*REQUIRED ACTIONS:*
(1) Please say whether each statement below agrees with the filesystem post. Answer yes or no for each, and quote the deciding words of the post exactly. (a) All four filesystems named in it support POSIX ACLs. (b) Journalling adds almost no overhead. (c) Ext3 is the only filesystem mentioned that supports Security Labels.
(2) Extend the filesystem post, starting after its final sentence.

*DOCUMENT EXCERPT:*
[SLUG] Multiple Disk Strategy

Gavin Baker gav at supercowpowers.org
Sun Oct 24 20:44:47 BST 2004


On Sun, 2004-10-24 at 18:18 +0100, Stephen wrote:

> 1) What filesystem would you recommend for a partition that is intended 
> for data only - my system uses ext3, but is that overkill given the 
> whole journalling thing? Would I be better using a lighterweight 
> filesystem ... or am I missing the point?

We are spoilt for choice.

Ext3, IBM's JFS, SGI's XFS, Namesys's Reiserfs are all solid, and all
included in current kernel.org kernels.

All support Journalling, and it adds almost 0 overhead.
All support POSIX ACL's except reiser (although it does have extended
attributes).
Ext3 and XFS support Security Labels (For SELinux and other security
modules).
Reisers' Btree approach seems to win the races when the filesystem
contains *lots* of small files.
None of them are slow.
They don't all support quotas.
Some of them allow you to resize the filesystem without unmounting it.

So I guess it depends on what you want.

Or, roll a dice? :)

I use ext3. It's never let me down. It's been around for ever. It can be
mounted as ext2 so even really old distro's can fix an ext3 partition.

*PROVIDED DATA:*
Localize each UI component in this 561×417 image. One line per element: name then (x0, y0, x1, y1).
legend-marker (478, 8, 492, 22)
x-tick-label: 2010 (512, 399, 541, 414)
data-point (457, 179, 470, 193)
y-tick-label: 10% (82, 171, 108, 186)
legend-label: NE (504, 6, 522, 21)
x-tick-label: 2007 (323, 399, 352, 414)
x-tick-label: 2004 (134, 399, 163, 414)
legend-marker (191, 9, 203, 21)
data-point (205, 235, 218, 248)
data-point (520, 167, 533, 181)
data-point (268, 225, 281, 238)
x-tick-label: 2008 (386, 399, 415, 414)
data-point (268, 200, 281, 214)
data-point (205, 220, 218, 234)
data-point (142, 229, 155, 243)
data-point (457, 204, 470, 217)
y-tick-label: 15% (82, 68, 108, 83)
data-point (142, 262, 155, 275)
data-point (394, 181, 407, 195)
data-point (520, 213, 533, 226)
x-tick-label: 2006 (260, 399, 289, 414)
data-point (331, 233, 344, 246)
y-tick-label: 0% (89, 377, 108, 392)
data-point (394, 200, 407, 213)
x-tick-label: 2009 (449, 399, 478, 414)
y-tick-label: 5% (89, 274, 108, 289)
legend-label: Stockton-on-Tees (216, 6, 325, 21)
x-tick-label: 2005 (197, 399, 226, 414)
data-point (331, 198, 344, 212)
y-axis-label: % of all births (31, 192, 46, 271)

*LIST OF ANSWERS:*
(1)
(a) No: "All support POSIX ACL's except reiser (although it does have extended attributes)."
(b) Yes: "All support Journalling, and it adds almost 0 overhead."
(c) No: "Ext3 and XFS support Security Labels (For SELinux and other security modules)."

(2)
> 2) What would be the best strategy for using the space on a disk 
> separate from the main system? I mean, I imagine that I should just move 
> the entire /home directory to the 2nd disk... but will that break things 
> if I make /home a symbolic link to the other filesystem... or can I 
> mount the 2nd disk on /home???? Or am I doing the windows solution? - 
> what would a linux user do? I imagine that moving the user data to a 
> separate disk would increase overall performance... or would it?

I would just mount the new partition in a temporary place. Copy the
contents of /home/ there (use cp's -a !). Make sure everything copies :)
Then rm the contents of my old /home, and update /etc/fstab to point to
the new home partition. umount'ing/mount'ing as I went...Simplest way.

I wouldn't think this would make much of a performance difference.
Although if you put, maybe /usr/lib on a separate IDE channel to /, that
probably would.

You might want to have a look at LVM/EVMS too. That way you can add all
your spare drives/partitions to a volume group, and add/remove/resize
partitions at will.

Have fun! :)

Regards,
Gav

ps, hi everyone! Long time huh :)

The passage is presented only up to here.